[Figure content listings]
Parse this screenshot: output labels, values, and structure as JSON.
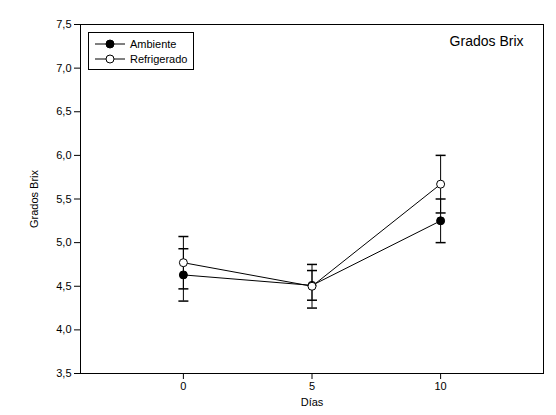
{
  "chart_data": {
    "type": "line",
    "title": "Grados Brix",
    "x_label": "Días",
    "y_label": "Grados Brix",
    "x": [
      0,
      5,
      10
    ],
    "series": [
      {
        "name": "Ambiente",
        "color": "#000000",
        "marker": "circle",
        "values": [
          4.63,
          4.51,
          5.25
        ],
        "errors": [
          0.3,
          0.17,
          0.25
        ]
      },
      {
        "name": "Refrigerado",
        "color": "#000000",
        "marker": "open circle",
        "values": [
          4.77,
          4.5,
          5.67
        ],
        "errors": [
          0.3,
          0.25,
          0.33
        ]
      }
    ],
    "xlim": [
      -4,
      14
    ],
    "xticks": [
      0,
      5,
      10
    ],
    "ylim": [
      3.5,
      7.5
    ],
    "yticks": [
      {
        "value": 3.5,
        "label": "3,5"
      },
      {
        "value": 4.0,
        "label": "4,0"
      },
      {
        "value": 4.5,
        "label": "4,5"
      },
      {
        "value": 5.0,
        "label": "5,0"
      },
      {
        "value": 5.5,
        "label": "5,5"
      },
      {
        "value": 6.0,
        "label": "6,0"
      },
      {
        "value": 6.5,
        "label": "6,5"
      },
      {
        "value": 7.0,
        "label": "7,0"
      },
      {
        "value": 7.5,
        "label": "7,5"
      }
    ],
    "legend": "upper left",
    "grid": false
  }
}
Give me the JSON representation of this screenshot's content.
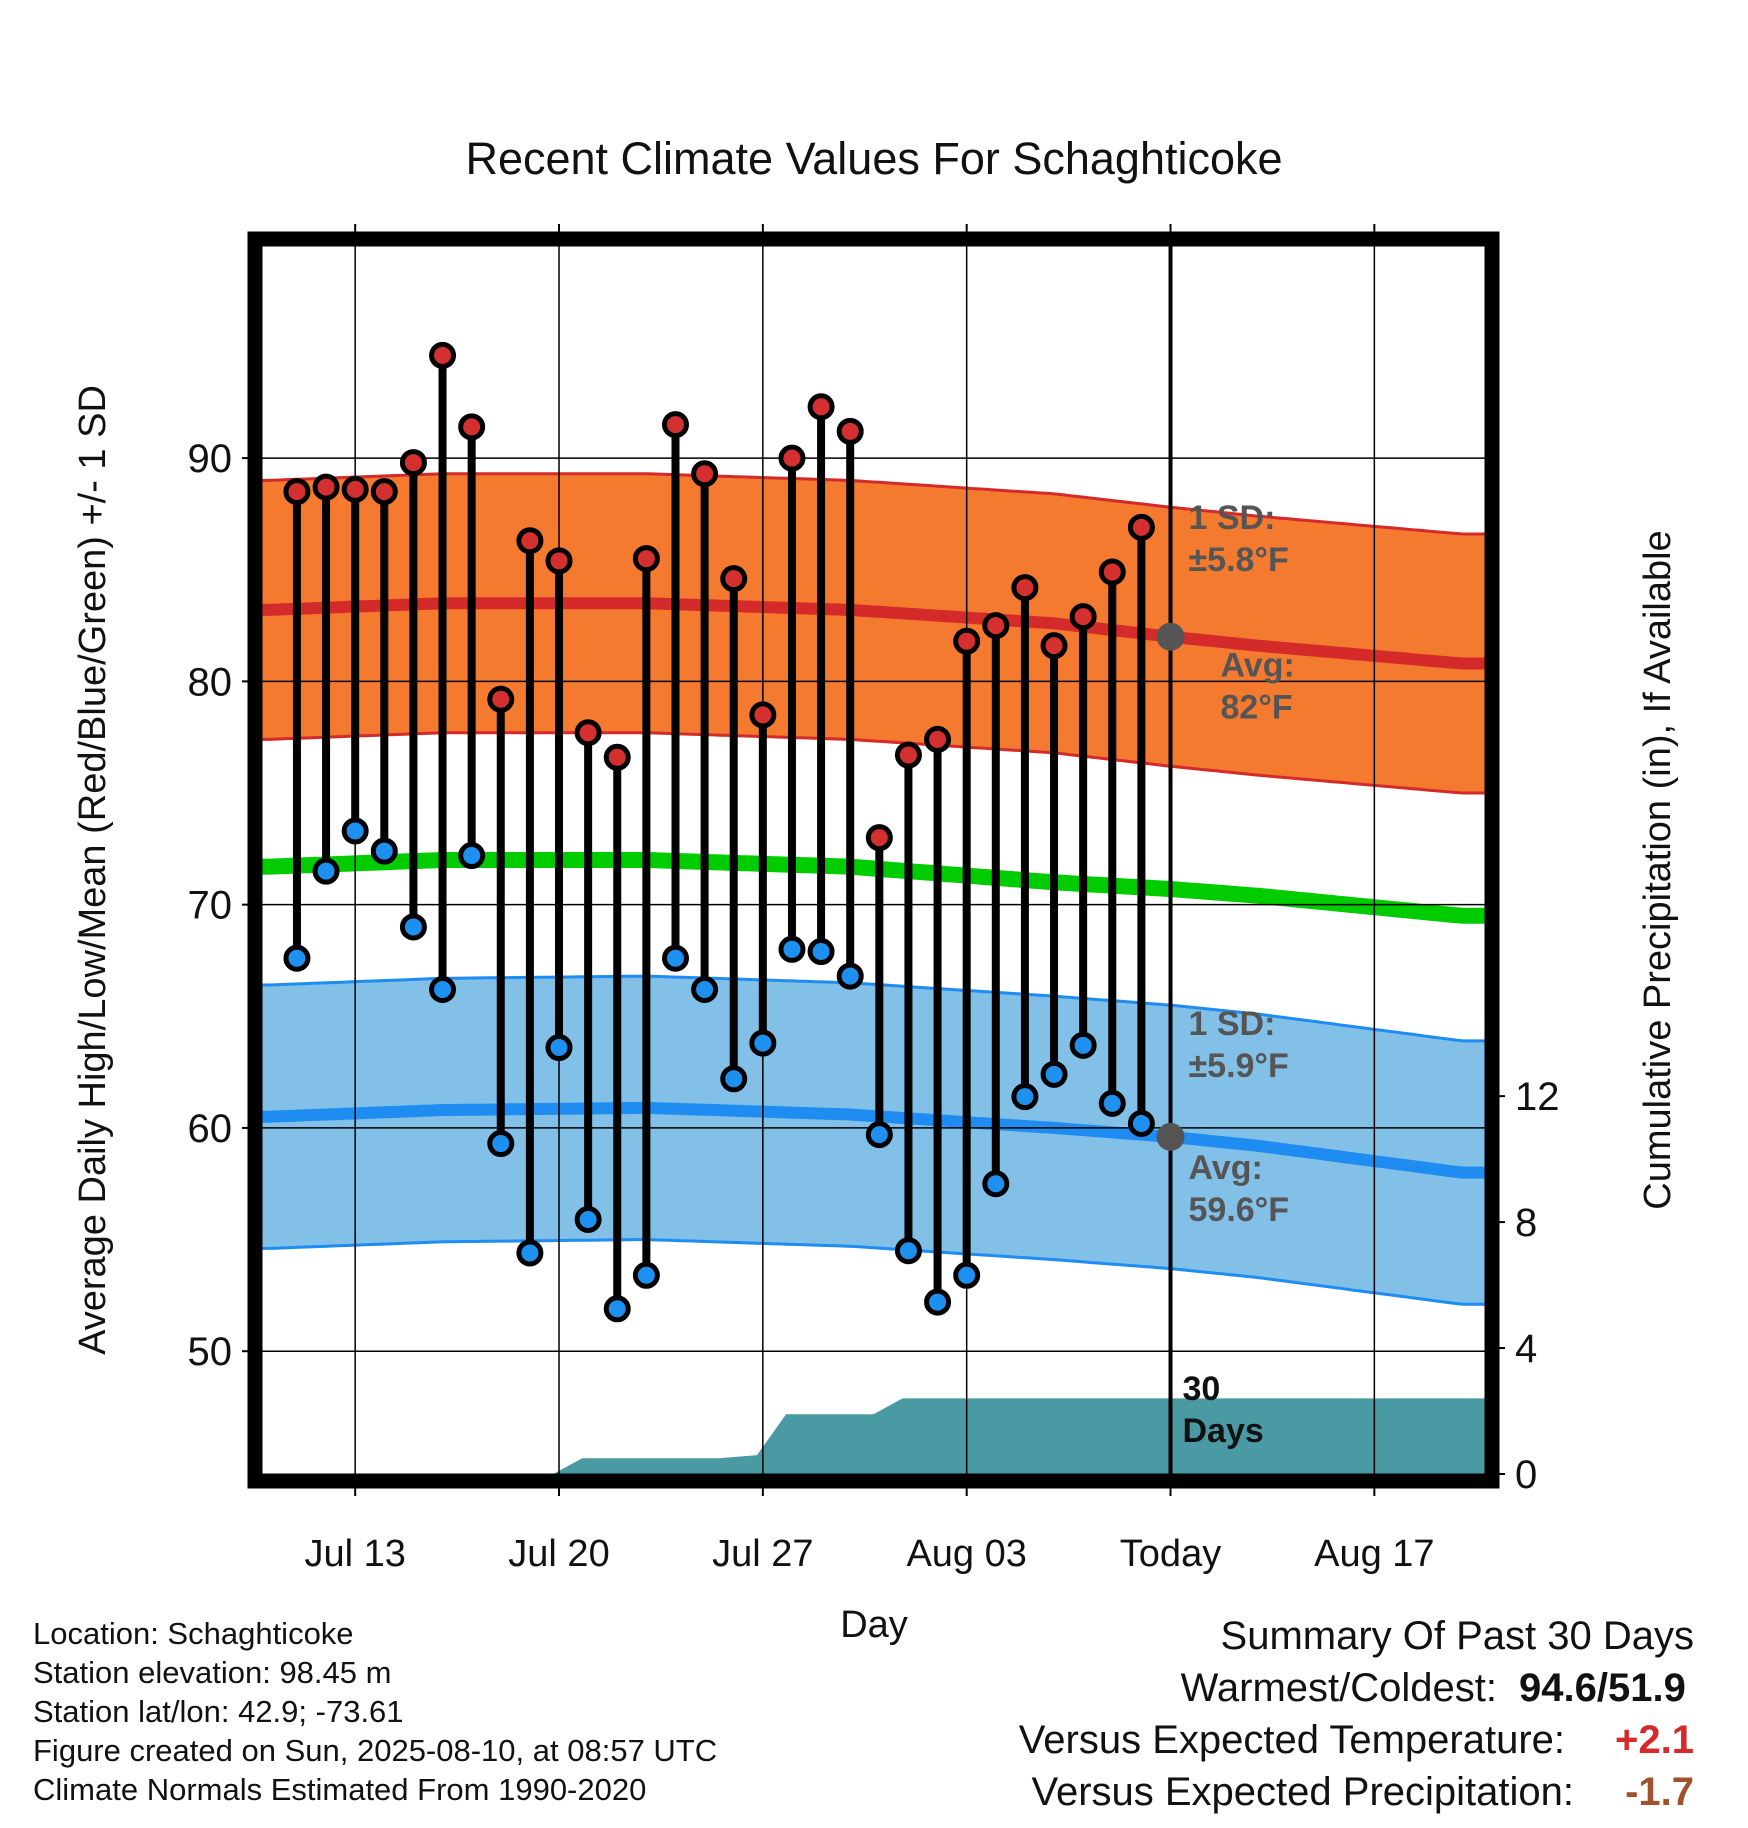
{
  "chart_data": {
    "type": "line",
    "title": "Recent Climate Values For Schaghticoke",
    "xlabel": "Day",
    "ylabel": "Average Daily High/Low/Mean (Red/Blue/Green) +/- 1 SD",
    "ylabel_right": "Cumulative Precipitation (in), If Available",
    "ylim": [
      44.5,
      99.5
    ],
    "y_ticks": [
      50,
      60,
      70,
      80,
      90
    ],
    "y2_ticks": [
      0,
      4,
      8,
      12
    ],
    "y2lim": [
      0,
      39
    ],
    "x_tick_labels": [
      {
        "day": 0,
        "label": "Jul 13"
      },
      {
        "day": 7,
        "label": "Jul 20"
      },
      {
        "day": 14,
        "label": "Jul 27"
      },
      {
        "day": 21,
        "label": "Aug 03"
      },
      {
        "day": 28,
        "label": "Today"
      },
      {
        "day": 35,
        "label": "Aug 17"
      }
    ],
    "x_range_days": [
      -3.2,
      38.8
    ],
    "today_day": 28,
    "grid": true,
    "daily_high": [
      88.5,
      88.7,
      88.6,
      88.5,
      89.8,
      94.6,
      91.4,
      79.2,
      86.3,
      85.4,
      77.7,
      76.6,
      85.5,
      91.5,
      89.3,
      84.6,
      78.5,
      90.0,
      92.3,
      91.2,
      73.0,
      76.7,
      77.4,
      81.8,
      82.5,
      84.2,
      81.6,
      82.9,
      84.9,
      86.9
    ],
    "daily_low": [
      67.6,
      71.5,
      73.3,
      72.4,
      69.0,
      66.2,
      72.2,
      59.3,
      54.4,
      63.6,
      55.9,
      51.9,
      53.4,
      67.6,
      66.2,
      62.2,
      63.8,
      68.0,
      67.9,
      66.8,
      59.7,
      54.5,
      52.2,
      53.4,
      57.5,
      61.4,
      62.4,
      63.7,
      61.1,
      60.2
    ],
    "first_day": -2,
    "normal_high": {
      "day": [
        -3,
        3,
        10,
        17,
        24,
        28,
        31,
        38
      ],
      "avg": [
        83.2,
        83.5,
        83.5,
        83.2,
        82.6,
        82.0,
        81.6,
        80.8
      ],
      "sd": 5.8
    },
    "normal_low": {
      "day": [
        -3,
        3,
        10,
        17,
        24,
        28,
        31,
        38
      ],
      "avg": [
        60.5,
        60.8,
        60.9,
        60.6,
        60.0,
        59.6,
        59.2,
        58.0
      ],
      "sd": 5.9
    },
    "normal_mean": {
      "day": [
        -3,
        3,
        10,
        17,
        24,
        28,
        31,
        38
      ],
      "avg": [
        71.7,
        72.0,
        72.0,
        71.7,
        71.0,
        70.7,
        70.4,
        69.5
      ]
    },
    "precip_cumulative": {
      "day": [
        6.8,
        7.8,
        12.5,
        13.8,
        14.8,
        17.8,
        18.8,
        20.0,
        38.8
      ],
      "value": [
        0.0,
        0.5,
        0.5,
        0.6,
        1.9,
        1.9,
        2.4,
        2.4,
        2.4
      ]
    },
    "annotations": {
      "high_sd_label": "1 SD:",
      "high_sd_value": "±5.8°F",
      "high_avg_label": "Avg:",
      "high_avg_value": "82°F",
      "low_sd_label": "1 SD:",
      "low_sd_value": "±5.9°F",
      "low_avg_label": "Avg:",
      "low_avg_value": "59.6°F",
      "days_label_1": "30",
      "days_label_2": "Days"
    },
    "colors": {
      "high_band": "#f47a30",
      "high_line": "#d42a2a",
      "low_band": "#82c0e8",
      "low_line": "#1e8cf0",
      "mean_line": "#00cc00",
      "precip": "#4a9aa3",
      "high_point": "#d43030",
      "low_point": "#1e90f0"
    }
  },
  "info": {
    "location": "Location: Schaghticoke",
    "elevation": "Station elevation: 98.45 m",
    "latlon": "Station lat/lon: 42.9; -73.61",
    "created": "Figure created on Sun, 2025-08-10, at 08:57 UTC",
    "normals": "Climate Normals Estimated From 1990-2020"
  },
  "summary": {
    "title": "Summary Of Past 30 Days",
    "warm_cold_label": "Warmest/Coldest:",
    "warm_cold_value": "94.6/51.9",
    "temp_label": "Versus Expected Temperature:",
    "temp_value": "+2.1",
    "temp_color": "#d42a2a",
    "precip_label": "Versus Expected Precipitation:",
    "precip_value": "-1.7",
    "precip_color": "#a0522d"
  }
}
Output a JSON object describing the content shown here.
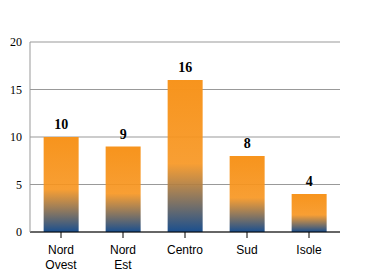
{
  "chart_data": {
    "type": "bar",
    "categories": [
      "Nord Ovest",
      "Nord Est",
      "Centro",
      "Sud",
      "Isole"
    ],
    "values": [
      10,
      9,
      16,
      8,
      4
    ],
    "color": "#f7941d",
    "ylim": [
      0,
      20
    ],
    "yticks": [
      0,
      5,
      10,
      15,
      20
    ],
    "grid": true,
    "data_labels": true
  }
}
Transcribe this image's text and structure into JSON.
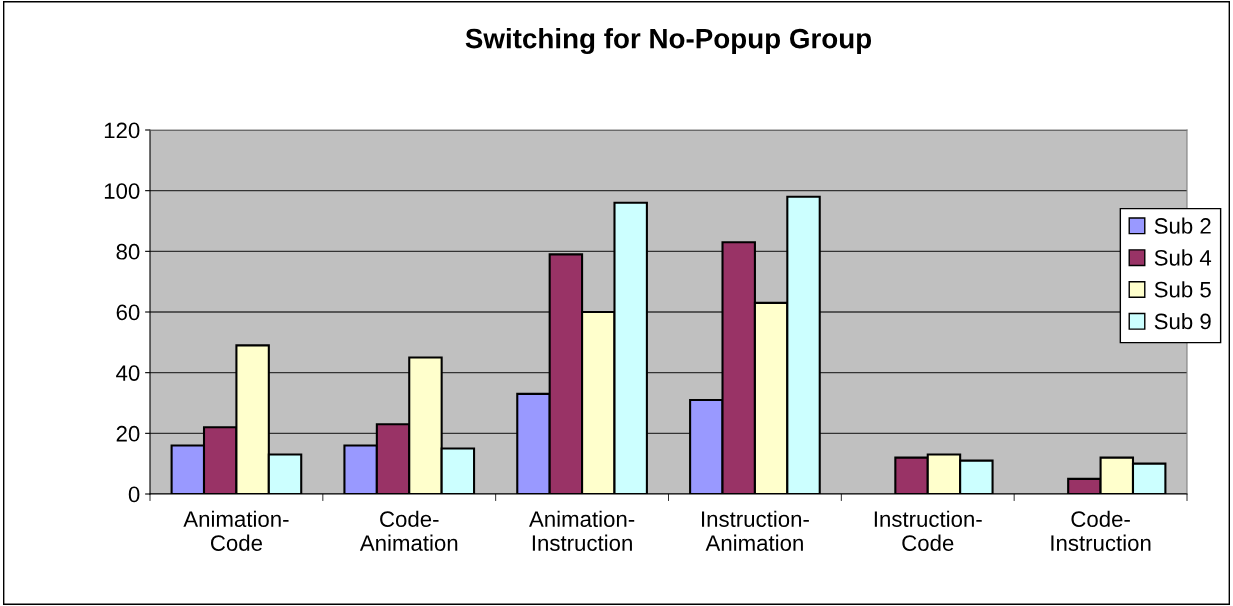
{
  "chart_data": {
    "type": "bar",
    "title": "Switching for No-Popup Group",
    "categories": [
      "Animation-\nCode",
      "Code-\nAnimation",
      "Animation-\nInstruction",
      "Instruction-\nAnimation",
      "Instruction-\nCode",
      "Code-\nInstruction"
    ],
    "series": [
      {
        "name": "Sub 2",
        "color": "#9999ff",
        "values": [
          16,
          16,
          33,
          31,
          null,
          null
        ]
      },
      {
        "name": "Sub 4",
        "color": "#993366",
        "values": [
          22,
          23,
          79,
          83,
          12,
          5
        ]
      },
      {
        "name": "Sub 5",
        "color": "#ffffcc",
        "values": [
          49,
          45,
          60,
          63,
          13,
          12
        ]
      },
      {
        "name": "Sub 9",
        "color": "#ccffff",
        "values": [
          13,
          15,
          96,
          98,
          11,
          10
        ]
      }
    ],
    "ylim": [
      0,
      120
    ],
    "yticks": [
      0,
      20,
      40,
      60,
      80,
      100,
      120
    ],
    "grid": "y",
    "legend": "right"
  }
}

Task statement - Do not copy the pictures, but repeat every line exactly.

Exercise answer -
Parse this screenshot: output labels, values, and structure as JSON.
{
  "chart_data": {
    "type": "line",
    "title": "Grados Brix",
    "x_label": "Días",
    "y_label": "Grados Brix",
    "x": [
      0,
      5,
      10
    ],
    "series": [
      {
        "name": "Ambiente",
        "color": "#000000",
        "marker": "circle",
        "values": [
          4.63,
          4.51,
          5.25
        ],
        "errors": [
          0.3,
          0.17,
          0.25
        ]
      },
      {
        "name": "Refrigerado",
        "color": "#000000",
        "marker": "open circle",
        "values": [
          4.77,
          4.5,
          5.67
        ],
        "errors": [
          0.3,
          0.25,
          0.33
        ]
      }
    ],
    "xlim": [
      -4,
      14
    ],
    "xticks": [
      0,
      5,
      10
    ],
    "ylim": [
      3.5,
      7.5
    ],
    "yticks": [
      {
        "value": 3.5,
        "label": "3,5"
      },
      {
        "value": 4.0,
        "label": "4,0"
      },
      {
        "value": 4.5,
        "label": "4,5"
      },
      {
        "value": 5.0,
        "label": "5,0"
      },
      {
        "value": 5.5,
        "label": "5,5"
      },
      {
        "value": 6.0,
        "label": "6,0"
      },
      {
        "value": 6.5,
        "label": "6,5"
      },
      {
        "value": 7.0,
        "label": "7,0"
      },
      {
        "value": 7.5,
        "label": "7,5"
      }
    ],
    "legend": "upper left",
    "grid": false
  }
}
Give me the JSON representation of this screenshot's content.
{
  "chart_data": {
    "type": "line",
    "title": "Recent Climate Values For Schaghticoke",
    "xlabel": "Day",
    "ylabel": "Average Daily High/Low/Mean (Red/Blue/Green) +/- 1 SD",
    "ylabel_right": "Cumulative Precipitation (in), If Available",
    "ylim": [
      44.5,
      99.5
    ],
    "y_ticks": [
      50,
      60,
      70,
      80,
      90
    ],
    "y2_ticks": [
      0,
      4,
      8,
      12
    ],
    "y2lim": [
      0,
      39
    ],
    "x_tick_labels": [
      {
        "day": 0,
        "label": "Jul 13"
      },
      {
        "day": 7,
        "label": "Jul 20"
      },
      {
        "day": 14,
        "label": "Jul 27"
      },
      {
        "day": 21,
        "label": "Aug 03"
      },
      {
        "day": 28,
        "label": "Today"
      },
      {
        "day": 35,
        "label": "Aug 17"
      }
    ],
    "x_range_days": [
      -3.2,
      38.8
    ],
    "today_day": 28,
    "grid": true,
    "daily_high": [
      88.5,
      88.7,
      88.6,
      88.5,
      89.8,
      94.6,
      91.4,
      79.2,
      86.3,
      85.4,
      77.7,
      76.6,
      85.5,
      91.5,
      89.3,
      84.6,
      78.5,
      90.0,
      92.3,
      91.2,
      73.0,
      76.7,
      77.4,
      81.8,
      82.5,
      84.2,
      81.6,
      82.9,
      84.9,
      86.9
    ],
    "daily_low": [
      67.6,
      71.5,
      73.3,
      72.4,
      69.0,
      66.2,
      72.2,
      59.3,
      54.4,
      63.6,
      55.9,
      51.9,
      53.4,
      67.6,
      66.2,
      62.2,
      63.8,
      68.0,
      67.9,
      66.8,
      59.7,
      54.5,
      52.2,
      53.4,
      57.5,
      61.4,
      62.4,
      63.7,
      61.1,
      60.2
    ],
    "first_day": -2,
    "normal_high": {
      "day": [
        -3,
        3,
        10,
        17,
        24,
        28,
        31,
        38
      ],
      "avg": [
        83.2,
        83.5,
        83.5,
        83.2,
        82.6,
        82.0,
        81.6,
        80.8
      ],
      "sd": 5.8
    },
    "normal_low": {
      "day": [
        -3,
        3,
        10,
        17,
        24,
        28,
        31,
        38
      ],
      "avg": [
        60.5,
        60.8,
        60.9,
        60.6,
        60.0,
        59.6,
        59.2,
        58.0
      ],
      "sd": 5.9
    },
    "normal_mean": {
      "day": [
        -3,
        3,
        10,
        17,
        24,
        28,
        31,
        38
      ],
      "avg": [
        71.7,
        72.0,
        72.0,
        71.7,
        71.0,
        70.7,
        70.4,
        69.5
      ]
    },
    "precip_cumulative": {
      "day": [
        6.8,
        7.8,
        12.5,
        13.8,
        14.8,
        17.8,
        18.8,
        20.0,
        38.8
      ],
      "value": [
        0.0,
        0.5,
        0.5,
        0.6,
        1.9,
        1.9,
        2.4,
        2.4,
        2.4
      ]
    },
    "annotations": {
      "high_sd_label": "1 SD:",
      "high_sd_value": "±5.8°F",
      "high_avg_label": "Avg:",
      "high_avg_value": "82°F",
      "low_sd_label": "1 SD:",
      "low_sd_value": "±5.9°F",
      "low_avg_label": "Avg:",
      "low_avg_value": "59.6°F",
      "days_label_1": "30",
      "days_label_2": "Days"
    },
    "colors": {
      "high_band": "#f47a30",
      "high_line": "#d42a2a",
      "low_band": "#82c0e8",
      "low_line": "#1e8cf0",
      "mean_line": "#00cc00",
      "precip": "#4a9aa3",
      "high_point": "#d43030",
      "low_point": "#1e90f0"
    }
  },
  "info": {
    "location": "Location: Schaghticoke",
    "elevation": "Station elevation: 98.45 m",
    "latlon": "Station lat/lon: 42.9; -73.61",
    "created": "Figure created on Sun, 2025-08-10, at 08:57 UTC",
    "normals": "Climate Normals Estimated From 1990-2020"
  },
  "summary": {
    "title": "Summary Of Past 30 Days",
    "warm_cold_label": "Warmest/Coldest:",
    "warm_cold_value": "94.6/51.9",
    "temp_label": "Versus Expected Temperature:",
    "temp_value": "+2.1",
    "temp_color": "#d42a2a",
    "precip_label": "Versus Expected Precipitation:",
    "precip_value": "-1.7",
    "precip_color": "#a0522d"
  }
}
Output a JSON object describing the content shown here.
{
  "chart_data": {
    "type": "bar",
    "categories": [
      "Nord Ovest",
      "Nord Est",
      "Centro",
      "Sud",
      "Isole"
    ],
    "values": [
      10,
      9,
      16,
      8,
      4
    ],
    "color": "#f7941d",
    "ylim": [
      0,
      20
    ],
    "yticks": [
      0,
      5,
      10,
      15,
      20
    ],
    "grid": true,
    "data_labels": true
  }
}
Transcribe this image's text and structure into JSON.
{
  "chart_data": {
    "type": "bar",
    "title": "Switching for No-Popup Group",
    "categories": [
      "Animation-\nCode",
      "Code-\nAnimation",
      "Animation-\nInstruction",
      "Instruction-\nAnimation",
      "Instruction-\nCode",
      "Code-\nInstruction"
    ],
    "series": [
      {
        "name": "Sub 2",
        "color": "#9999ff",
        "values": [
          16,
          16,
          33,
          31,
          null,
          null
        ]
      },
      {
        "name": "Sub 4",
        "color": "#993366",
        "values": [
          22,
          23,
          79,
          83,
          12,
          5
        ]
      },
      {
        "name": "Sub 5",
        "color": "#ffffcc",
        "values": [
          49,
          45,
          60,
          63,
          13,
          12
        ]
      },
      {
        "name": "Sub 9",
        "color": "#ccffff",
        "values": [
          13,
          15,
          96,
          98,
          11,
          10
        ]
      }
    ],
    "ylim": [
      0,
      120
    ],
    "yticks": [
      0,
      20,
      40,
      60,
      80,
      100,
      120
    ],
    "grid": "y",
    "legend": "right"
  }
}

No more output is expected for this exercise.